<<<<

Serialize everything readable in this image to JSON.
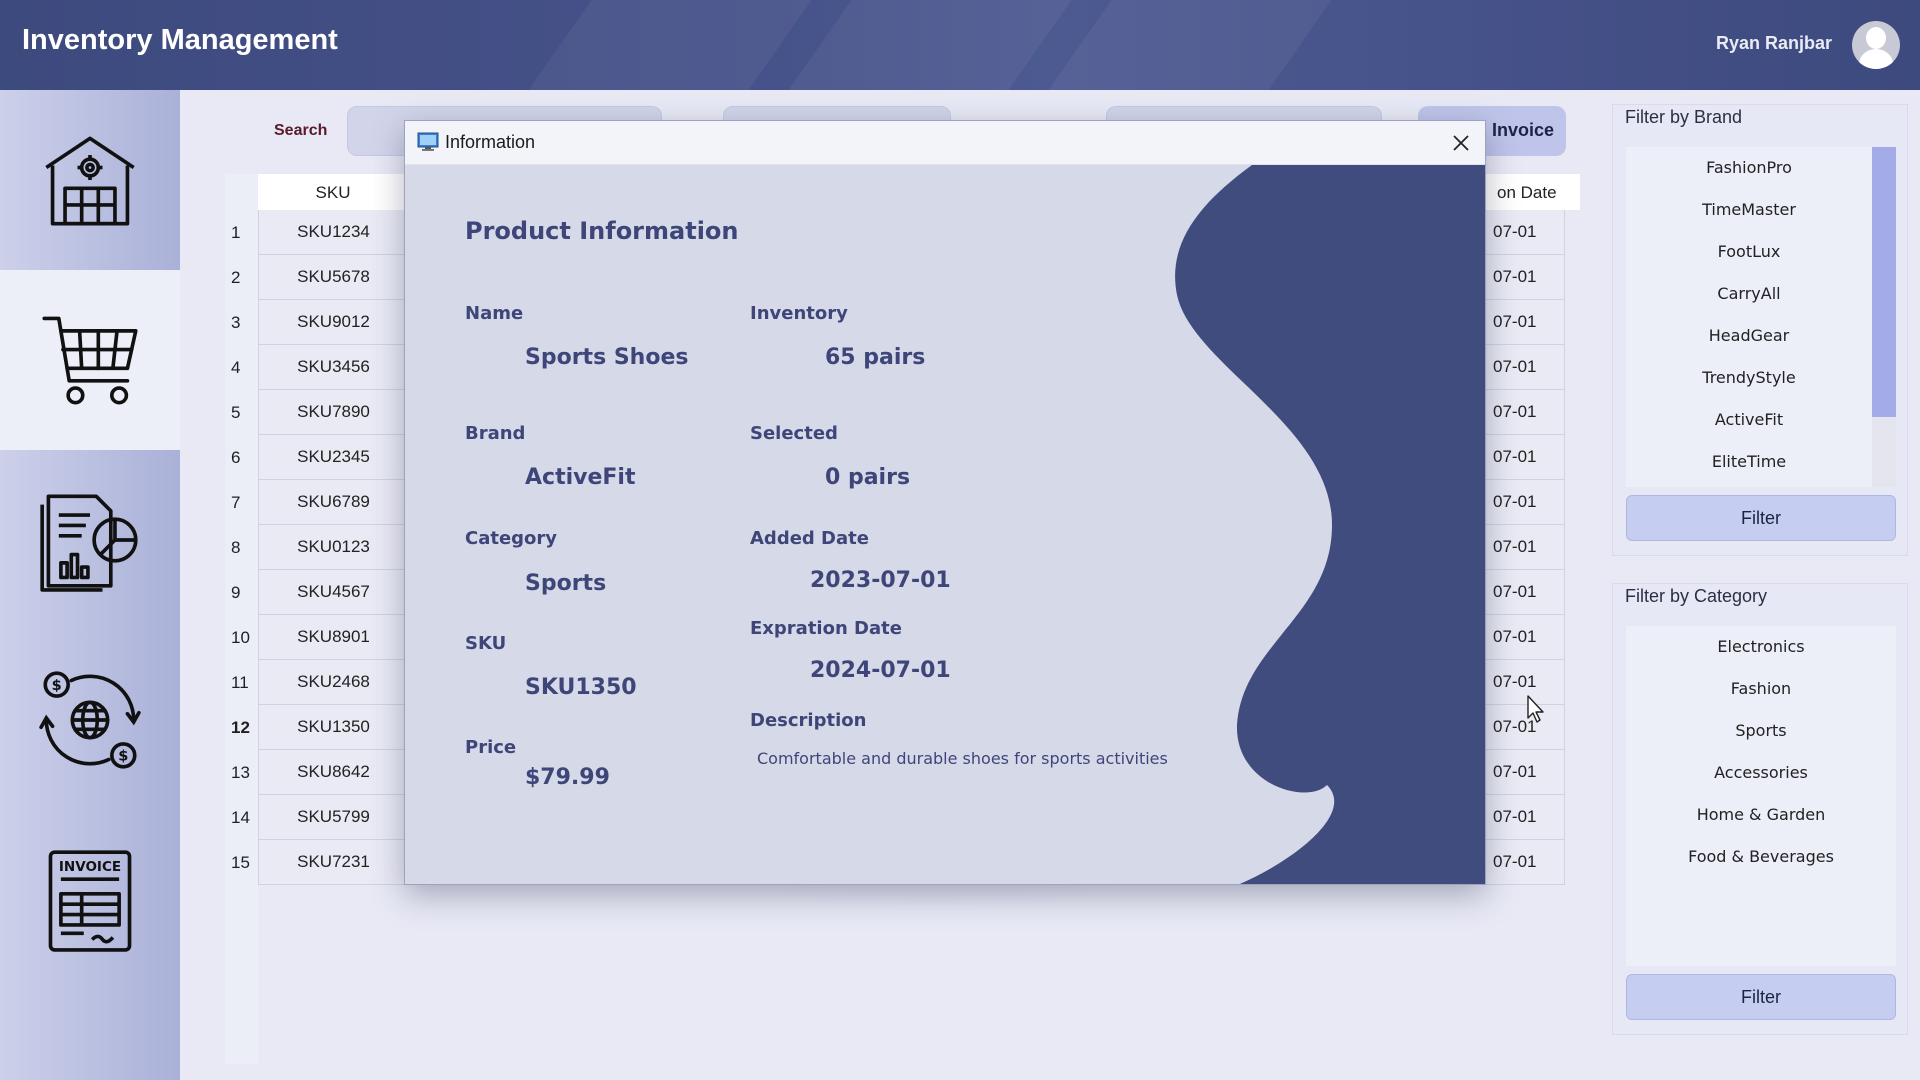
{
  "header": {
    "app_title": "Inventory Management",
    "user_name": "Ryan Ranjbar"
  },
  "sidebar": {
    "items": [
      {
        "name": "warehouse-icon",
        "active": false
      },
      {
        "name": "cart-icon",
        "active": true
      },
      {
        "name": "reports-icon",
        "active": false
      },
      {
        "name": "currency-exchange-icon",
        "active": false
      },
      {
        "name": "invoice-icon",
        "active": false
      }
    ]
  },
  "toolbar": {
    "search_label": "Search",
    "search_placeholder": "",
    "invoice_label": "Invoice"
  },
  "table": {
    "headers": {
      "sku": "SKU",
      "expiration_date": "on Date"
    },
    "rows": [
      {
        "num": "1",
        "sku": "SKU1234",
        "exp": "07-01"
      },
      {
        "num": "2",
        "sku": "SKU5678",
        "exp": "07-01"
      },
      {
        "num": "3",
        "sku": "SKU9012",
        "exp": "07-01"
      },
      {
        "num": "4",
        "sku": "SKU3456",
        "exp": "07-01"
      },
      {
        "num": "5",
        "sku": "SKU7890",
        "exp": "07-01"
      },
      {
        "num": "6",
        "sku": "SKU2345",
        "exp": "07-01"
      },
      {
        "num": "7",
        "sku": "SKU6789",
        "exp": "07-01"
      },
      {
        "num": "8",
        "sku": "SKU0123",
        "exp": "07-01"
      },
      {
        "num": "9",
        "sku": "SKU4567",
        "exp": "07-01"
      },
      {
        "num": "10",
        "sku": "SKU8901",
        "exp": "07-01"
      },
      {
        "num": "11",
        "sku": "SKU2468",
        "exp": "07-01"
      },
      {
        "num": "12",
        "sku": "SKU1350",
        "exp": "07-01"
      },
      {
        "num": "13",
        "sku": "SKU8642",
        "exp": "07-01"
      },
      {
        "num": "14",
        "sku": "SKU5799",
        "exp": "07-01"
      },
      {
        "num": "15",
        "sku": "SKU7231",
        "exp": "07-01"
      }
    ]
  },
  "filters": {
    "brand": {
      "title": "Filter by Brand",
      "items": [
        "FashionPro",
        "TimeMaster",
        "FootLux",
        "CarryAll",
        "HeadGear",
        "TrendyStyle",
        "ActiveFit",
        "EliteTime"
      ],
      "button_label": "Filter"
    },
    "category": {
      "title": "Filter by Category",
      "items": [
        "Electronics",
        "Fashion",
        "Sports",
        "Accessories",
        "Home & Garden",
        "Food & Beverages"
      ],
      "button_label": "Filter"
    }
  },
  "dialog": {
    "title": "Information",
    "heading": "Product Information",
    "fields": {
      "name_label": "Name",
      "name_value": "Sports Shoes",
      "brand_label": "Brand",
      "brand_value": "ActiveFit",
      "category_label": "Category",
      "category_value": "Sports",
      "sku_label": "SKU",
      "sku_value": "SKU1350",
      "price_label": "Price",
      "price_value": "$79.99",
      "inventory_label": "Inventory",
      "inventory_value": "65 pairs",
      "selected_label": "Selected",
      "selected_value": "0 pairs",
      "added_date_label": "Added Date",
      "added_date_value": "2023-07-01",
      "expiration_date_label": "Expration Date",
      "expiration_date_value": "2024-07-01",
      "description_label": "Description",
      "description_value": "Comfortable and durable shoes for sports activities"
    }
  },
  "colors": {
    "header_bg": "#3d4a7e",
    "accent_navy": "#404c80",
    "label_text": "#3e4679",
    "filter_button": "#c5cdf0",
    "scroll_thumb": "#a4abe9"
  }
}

>>>>

## GOAL OF THE EXERCISE
State how many lines of the data include the word "pairs", with nothing else.

## COMPLETE RESPONSE
2